■ Goal: Transcribe all of the data exactly. Omit the pictures.

Start Provided information

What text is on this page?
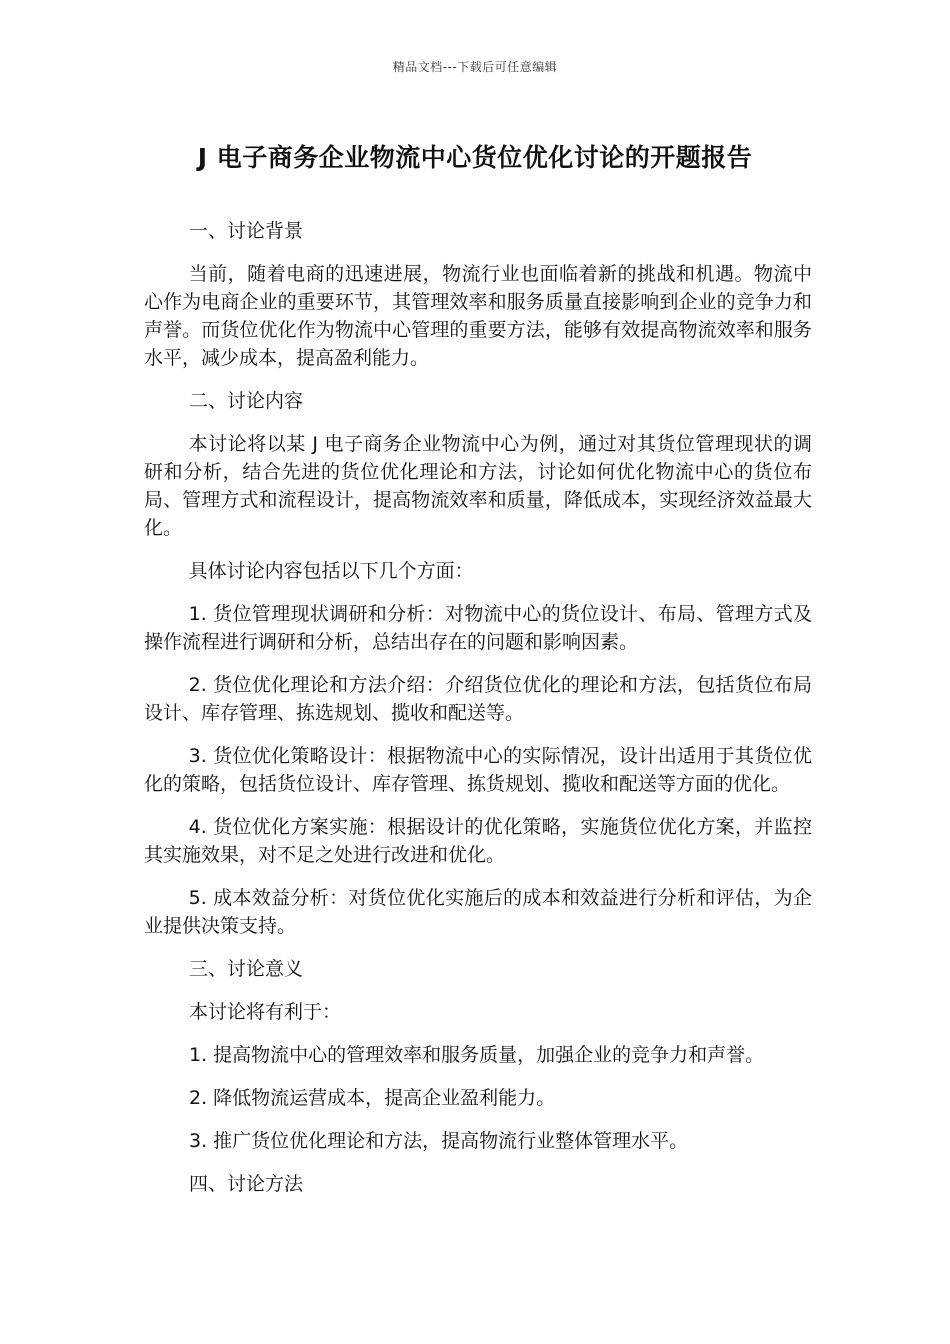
精品文档---下载后可任意编辑
J 电子商务企业物流中心货位优化讨论的开题报告
一、讨论背景
当前，随着电商的迅速进展，物流行业也面临着新的挑战和机遇。物流中心作为电商企业的重要环节，其管理效率和服务质量直接影响到企业的竞争力和声誉。而货位优化作为物流中心管理的重要方法，能够有效提高物流效率和服务水平，减少成本，提高盈利能力。
二、讨论内容
本讨论将以某 J 电子商务企业物流中心为例，通过对其货位管理现状的调研和分析，结合先进的货位优化理论和方法，讨论如何优化物流中心的货位布局、管理方式和流程设计，提高物流效率和质量，降低成本，实现经济效益最大化。
具体讨论内容包括以下几个方面：
1. 货位管理现状调研和分析：对物流中心的货位设计、布局、管理方式及操作流程进行调研和分析，总结出存在的问题和影响因素。
2. 货位优化理论和方法介绍：介绍货位优化的理论和方法，包括货位布局设计、库存管理、拣选规划、揽收和配送等。
3. 货位优化策略设计：根据物流中心的实际情况，设计出适用于其货位优化的策略，包括货位设计、库存管理、拣货规划、揽收和配送等方面的优化。
4. 货位优化方案实施：根据设计的优化策略，实施货位优化方案，并监控其实施效果，对不足之处进行改进和优化。
5. 成本效益分析：对货位优化实施后的成本和效益进行分析和评估，为企业提供决策支持。
三、讨论意义
本讨论将有利于：
1. 提高物流中心的管理效率和服务质量，加强企业的竞争力和声誉。
2. 降低物流运营成本，提高企业盈利能力。
3. 推广货位优化理论和方法，提高物流行业整体管理水平。
四、讨论方法
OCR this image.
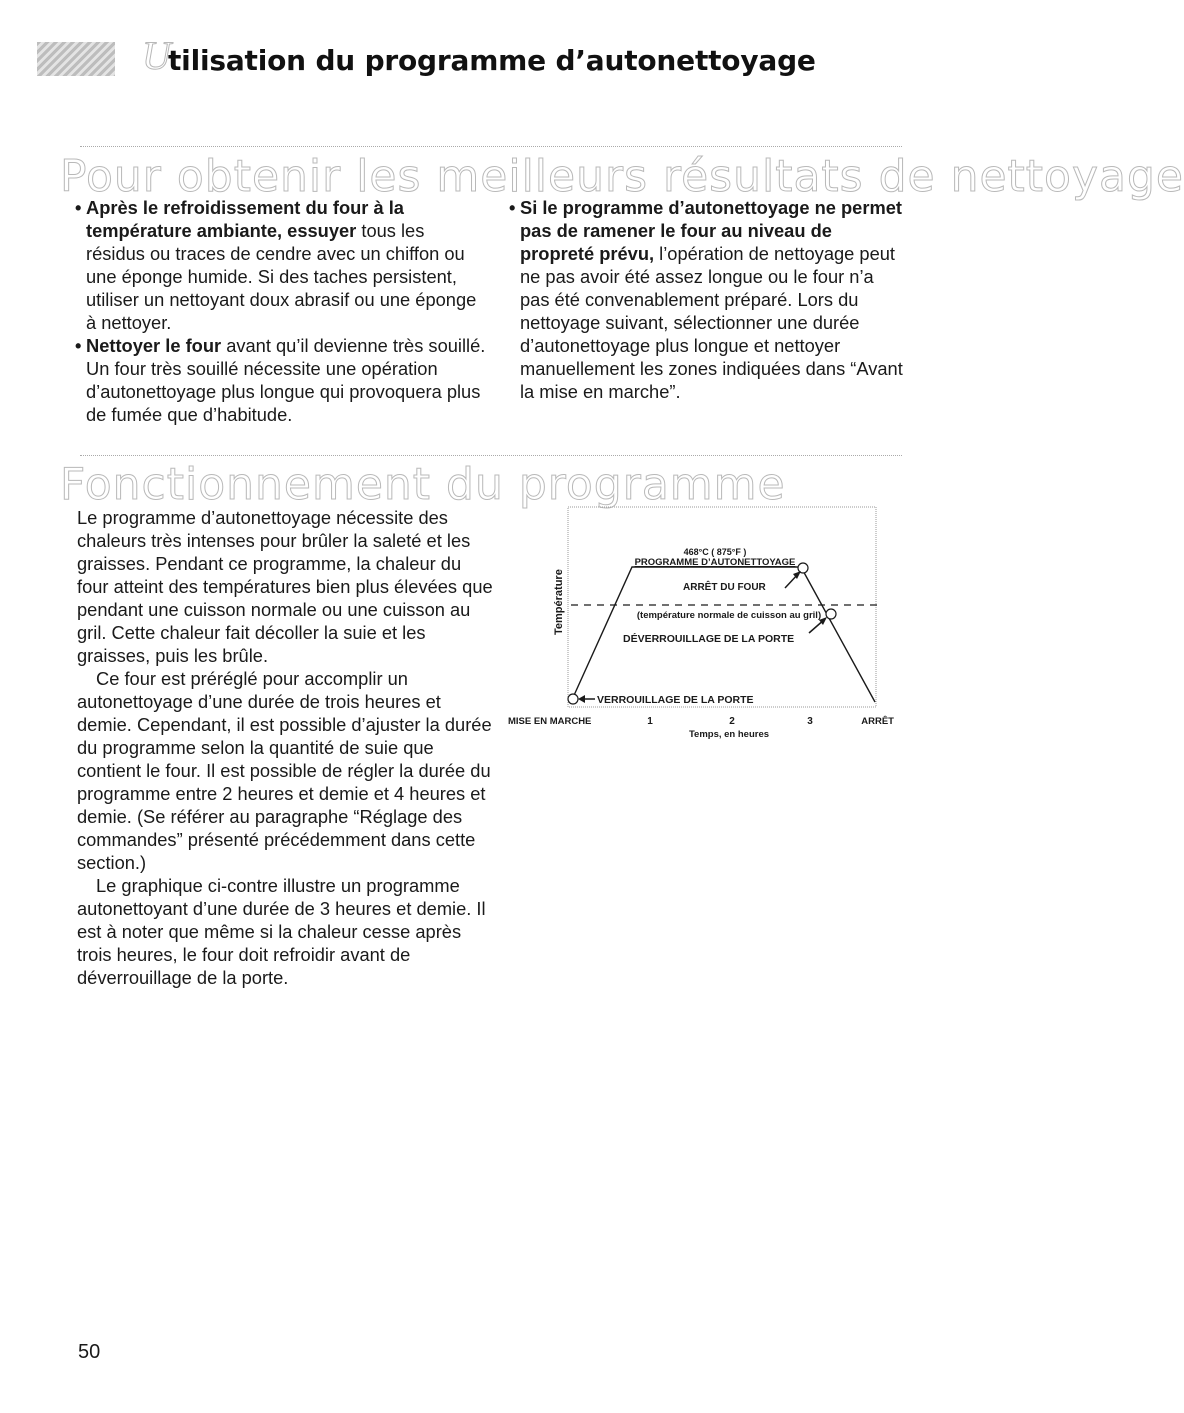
U
tilisation du programme d’autonettoyage
Pour obtenir les meilleurs résultats de nettoyage

• Après le refroidissement du four à la température ambiante, essuyer tous les résidus ou traces de cendre avec un chiffon ou une éponge humide. Si des taches persistent, utiliser un nettoyant doux abrasif ou une éponge à nettoyer.

• Nettoyer le four avant qu’il devienne très souillé. Un four très souillé nécessite une opération d’autonettoyage plus longue qui provoquera plus de fumée que d’habitude.

• Si le programme d’autonettoyage ne permet pas de ramener le four au niveau de propreté prévu, l’opération de nettoyage peut ne pas avoir été assez longue ou le four n’a pas été convenablement préparé. Lors du nettoyage suivant, sélectionner une durée d’autonettoyage plus longue et nettoyer manuellement les zones indiquées dans “Avant la mise en marche”.

Fonctionnement du programme

Le programme d’autonettoyage nécessite des chaleurs très intenses pour brûler la saleté et les graisses. Pendant ce programme, la chaleur du four atteint des températures bien plus élevées que pendant une cuisson normale ou une cuisson au gril. Cette chaleur fait décoller la suie et les graisses, puis les brûle.

Ce four est préréglé pour accomplir un autonettoyage d’une durée de trois heures et demie. Cependant, il est possible d’ajuster la durée du programme selon la quantité de suie que contient le four. Il est possible de régler la durée du programme entre 2 heures et demie et 4 heures et demie. (Se référer au paragraphe “Réglage des commandes” présenté précédemment dans cette section.)

Le graphique ci-contre illustre un programme autonettoyant d’une durée de 3 heures et demie. Il est à noter que même si la chaleur cesse après trois heures, le four doit refroidir avant de déverrouillage de la porte.

Température
468°C ( 875°F )
PROGRAMME D’AUTONETTOYAGE
ARRÊT DU FOUR
(température normale de cuisson au gril)
DÉVERROUILLAGE DE LA PORTE
VERROUILLAGE DE LA PORTE
MISE EN MARCHE	1	2	3	ARRÊT
Temps, en heures
50
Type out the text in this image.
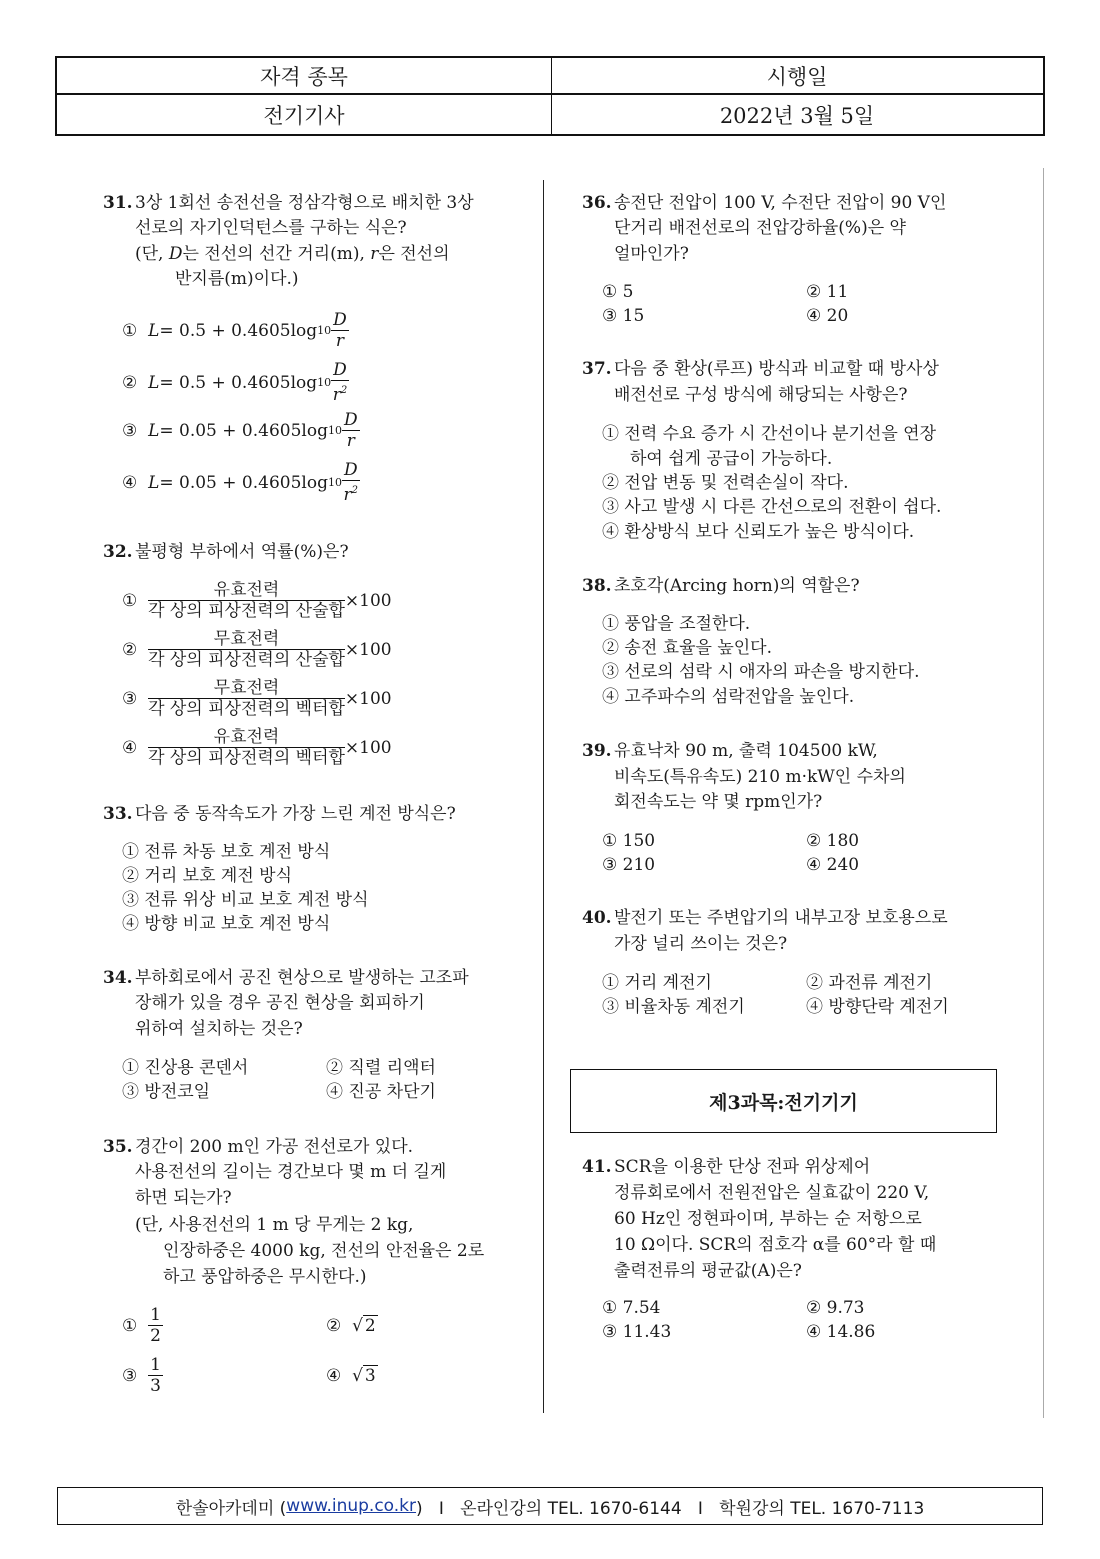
자격 종목	시행일
전기기사	2022년 3월 5일
31. 3상 1회선 송전선을 정삼각형으로 배치한 3상
선로의 자기인덕턴스를 구하는 식은?
(단, D는 전선의 선간 거리(m), r은 전선의
반지름(m)이다.)
①
L = 0.5 + 0.4605log $10 \frac{D}{r}$
②
L = 0.5 + 0.4605log $10 \frac{D}{r^2}$
③
L = 0.05 + 0.4605log $10 \frac{D}{r}$
④
L = 0.05 + 0.4605log $10 \frac{D}{r^2}$
32. 불평형 부하에서 역률(%)은?
①
$\frac{\text{유효전력}}{\text{각 상의 피상전력의 산술합}} \times 100$
②
$\frac{\text{무효전력}}{\text{각 상의 피상전력의 산술합}} \times 100$
③
$\frac{\text{무효전력}}{\text{각 상의 피상전력의 벡터합}} \times 100$
④
$\frac{\text{유효전력}}{\text{각 상의 피상전력의 벡터합}} \times 100$
33. 다음 중 동작속도가 가장 느린 계전 방식은?
① 전류 차동 보호 계전 방식
② 거리 보호 계전 방식
③ 전류 위상 비교 보호 계전 방식
④ 방향 비교 보호 계전 방식
34. 부하회로에서 공진 현상으로 발생하는 고조파
장해가 있을 경우 공진 현상을 회피하기
위하여 설치하는 것은?
① 진상용 콘덴서	② 직렬 리액터
③ 방전코일	④ 진공 차단기
35. 경간이 200 m인 가공 전선로가 있다.
사용전선의 길이는 경간보다 몇 m 더 길게
하면 되는가?
(단, 사용전선의 1 m 당 무게는 2 kg,
인장하중은 4000 kg, 전선의 안전율은 2로
하고 풍압하중은 무시한다.)
①
$\frac{1}{2}$	②
√ 2
③
$\frac{1}{3}$	④
√ 3
36. 송전단 전압이 100 V, 수전단 전압이 90 V인
단거리 배전선로의 전압강하율(%)은 약
얼마인가?
① 5	② 11
③ 15	④ 20
37. 다음 중 환상(루프) 방식과 비교할 때 방사상
배전선로 구성 방식에 해당되는 사항은?
① 전력 수요 증가 시 간선이나 분기선을 연장
하여 쉽게 공급이 가능하다.
② 전압 변동 및 전력손실이 작다.
③ 사고 발생 시 다른 간선으로의 전환이 쉽다.
④ 환상방식 보다 신뢰도가 높은 방식이다.
38. 초호각(Arcing horn)의 역할은?
① 풍압을 조절한다.
② 송전 효율을 높인다.
③ 선로의 섬락 시 애자의 파손을 방지한다.
④ 고주파수의 섬락전압을 높인다.
39. 유효낙차 90 m, 출력 104500 kW,
비속도(특유속도) 210 m·kW인 수차의
회전속도는 약 몇 rpm인가?
① 150	② 180
③ 210	④ 240
40. 발전기 또는 주변압기의 내부고장 보호용으로
가장 널리 쓰이는 것은?
① 거리 계전기	② 과전류 계전기
③ 비율차동 계전기	④ 방향단락 계전기
제3과목:전기기기
41. SCR을 이용한 단상 전파 위상제어
정류회로에서 전원전압은 실효값이 220 V,
60 Hz인 정현파이며, 부하는 순 저항으로
10 Ω이다. SCR의 점호각 α를 60°라 할 때
출력전류의 평균값(A)은?
① 7.54	② 9.73
③ 11.43	④ 14.86
한솔아카데미 ( www.inup.co.kr )   I   온라인강의 TEL. 1670-6144   I   학원강의 TEL. 1670-7113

End Provided information

■ Exercise answer:
What text is on this page?
精品文档---下载后可任意编辑
J 电子商务企业物流中心货位优化讨论的开题报告
一、讨论背景
当前，随着电商的迅速进展，物流行业也面临着新的挑战和机遇。物流中心作为电商企业的重要环节，其管理效率和服务质量直接影响到企业的竞争力和声誉。而货位优化作为物流中心管理的重要方法，能够有效提高物流效率和服务水平，减少成本，提高盈利能力。
二、讨论内容
本讨论将以某 J 电子商务企业物流中心为例，通过对其货位管理现状的调研和分析，结合先进的货位优化理论和方法，讨论如何优化物流中心的货位布局、管理方式和流程设计，提高物流效率和质量，降低成本，实现经济效益最大化。
具体讨论内容包括以下几个方面：
1. 货位管理现状调研和分析：对物流中心的货位设计、布局、管理方式及操作流程进行调研和分析，总结出存在的问题和影响因素。
2. 货位优化理论和方法介绍：介绍货位优化的理论和方法，包括货位布局设计、库存管理、拣选规划、揽收和配送等。
3. 货位优化策略设计：根据物流中心的实际情况，设计出适用于其货位优化的策略，包括货位设计、库存管理、拣货规划、揽收和配送等方面的优化。
4. 货位优化方案实施：根据设计的优化策略，实施货位优化方案，并监控其实施效果，对不足之处进行改进和优化。
5. 成本效益分析：对货位优化实施后的成本和效益进行分析和评估，为企业提供决策支持。
三、讨论意义
本讨论将有利于：
1. 提高物流中心的管理效率和服务质量，加强企业的竞争力和声誉。
2. 降低物流运营成本，提高企业盈利能力。
3. 推广货位优化理论和方法，提高物流行业整体管理水平。
四、讨论方法
OCR this image.
U
tilisation du programme d’autonettoyage
Pour obtenir les meilleurs résultats de nettoyage

• Après le refroidissement du four à la température ambiante, essuyer tous les résidus ou traces de cendre avec un chiffon ou une éponge humide. Si des taches persistent, utiliser un nettoyant doux abrasif ou une éponge à nettoyer.

• Nettoyer le four avant qu’il devienne très souillé. Un four très souillé nécessite une opération d’autonettoyage plus longue qui provoquera plus de fumée que d’habitude.

• Si le programme d’autonettoyage ne permet pas de ramener le four au niveau de propreté prévu, l’opération de nettoyage peut ne pas avoir été assez longue ou le four n’a pas été convenablement préparé. Lors du nettoyage suivant, sélectionner une durée d’autonettoyage plus longue et nettoyer manuellement les zones indiquées dans “Avant la mise en marche”.

Fonctionnement du programme

Le programme d’autonettoyage nécessite des chaleurs très intenses pour brûler la saleté et les graisses. Pendant ce programme, la chaleur du four atteint des températures bien plus élevées que pendant une cuisson normale ou une cuisson au gril. Cette chaleur fait décoller la suie et les graisses, puis les brûle.

Ce four est préréglé pour accomplir un autonettoyage d’une durée de trois heures et demie. Cependant, il est possible d’ajuster la durée du programme selon la quantité de suie que contient le four. Il est possible de régler la durée du programme entre 2 heures et demie et 4 heures et demie. (Se référer au paragraphe “Réglage des commandes” présenté précédemment dans cette section.)

Le graphique ci-contre illustre un programme autonettoyant d’une durée de 3 heures et demie. Il est à noter que même si la chaleur cesse après trois heures, le four doit refroidir avant de déverrouillage de la porte.

Température
468°C ( 875°F )
PROGRAMME D’AUTONETTOYAGE
ARRÊT DU FOUR
(température normale de cuisson au gril)
DÉVERROUILLAGE DE LA PORTE
VERROUILLAGE DE LA PORTE
MISE EN MARCHE	1	2	3	ARRÊT
Temps, en heures
50
Type out the text in this image.
자격 종목	시행일
전기기사	2022년 3월 5일
31. 3상 1회선 송전선을 정삼각형으로 배치한 3상
선로의 자기인덕턴스를 구하는 식은?
(단, D는 전선의 선간 거리(m), r은 전선의
반지름(m)이다.)
①
L = 0.5 + 0.4605log $10 \frac{D}{r}$
②
L = 0.5 + 0.4605log $10 \frac{D}{r^2}$
③
L = 0.05 + 0.4605log $10 \frac{D}{r}$
④
L = 0.05 + 0.4605log $10 \frac{D}{r^2}$
32. 불평형 부하에서 역률(%)은?
①
$\frac{\text{유효전력}}{\text{각 상의 피상전력의 산술합}} \times 100$
②
$\frac{\text{무효전력}}{\text{각 상의 피상전력의 산술합}} \times 100$
③
$\frac{\text{무효전력}}{\text{각 상의 피상전력의 벡터합}} \times 100$
④
$\frac{\text{유효전력}}{\text{각 상의 피상전력의 벡터합}} \times 100$
33. 다음 중 동작속도가 가장 느린 계전 방식은?
① 전류 차동 보호 계전 방식
② 거리 보호 계전 방식
③ 전류 위상 비교 보호 계전 방식
④ 방향 비교 보호 계전 방식
34. 부하회로에서 공진 현상으로 발생하는 고조파
장해가 있을 경우 공진 현상을 회피하기
위하여 설치하는 것은?
① 진상용 콘덴서	② 직렬 리액터
③ 방전코일	④ 진공 차단기
35. 경간이 200 m인 가공 전선로가 있다.
사용전선의 길이는 경간보다 몇 m 더 길게
하면 되는가?
(단, 사용전선의 1 m 당 무게는 2 kg,
인장하중은 4000 kg, 전선의 안전율은 2로
하고 풍압하중은 무시한다.)
①
$\frac{1}{2}$	②
√ 2
③
$\frac{1}{3}$	④
√ 3
36. 송전단 전압이 100 V, 수전단 전압이 90 V인
단거리 배전선로의 전압강하율(%)은 약
얼마인가?
① 5	② 11
③ 15	④ 20
37. 다음 중 환상(루프) 방식과 비교할 때 방사상
배전선로 구성 방식에 해당되는 사항은?
① 전력 수요 증가 시 간선이나 분기선을 연장
하여 쉽게 공급이 가능하다.
② 전압 변동 및 전력손실이 작다.
③ 사고 발생 시 다른 간선으로의 전환이 쉽다.
④ 환상방식 보다 신뢰도가 높은 방식이다.
38. 초호각(Arcing horn)의 역할은?
① 풍압을 조절한다.
② 송전 효율을 높인다.
③ 선로의 섬락 시 애자의 파손을 방지한다.
④ 고주파수의 섬락전압을 높인다.
39. 유효낙차 90 m, 출력 104500 kW,
비속도(특유속도) 210 m·kW인 수차의
회전속도는 약 몇 rpm인가?
① 150	② 180
③ 210	④ 240
40. 발전기 또는 주변압기의 내부고장 보호용으로
가장 널리 쓰이는 것은?
① 거리 계전기	② 과전류 계전기
③ 비율차동 계전기	④ 방향단락 계전기
제3과목:전기기기
41. SCR을 이용한 단상 전파 위상제어
정류회로에서 전원전압은 실효값이 220 V,
60 Hz인 정현파이며, 부하는 순 저항으로
10 Ω이다. SCR의 점호각 α를 60°라 할 때
출력전류의 평균값(A)은?
① 7.54	② 9.73
③ 11.43	④ 14.86
한솔아카데미 ( www.inup.co.kr )   I   온라인강의 TEL. 1670-6144   I   학원강의 TEL. 1670-7113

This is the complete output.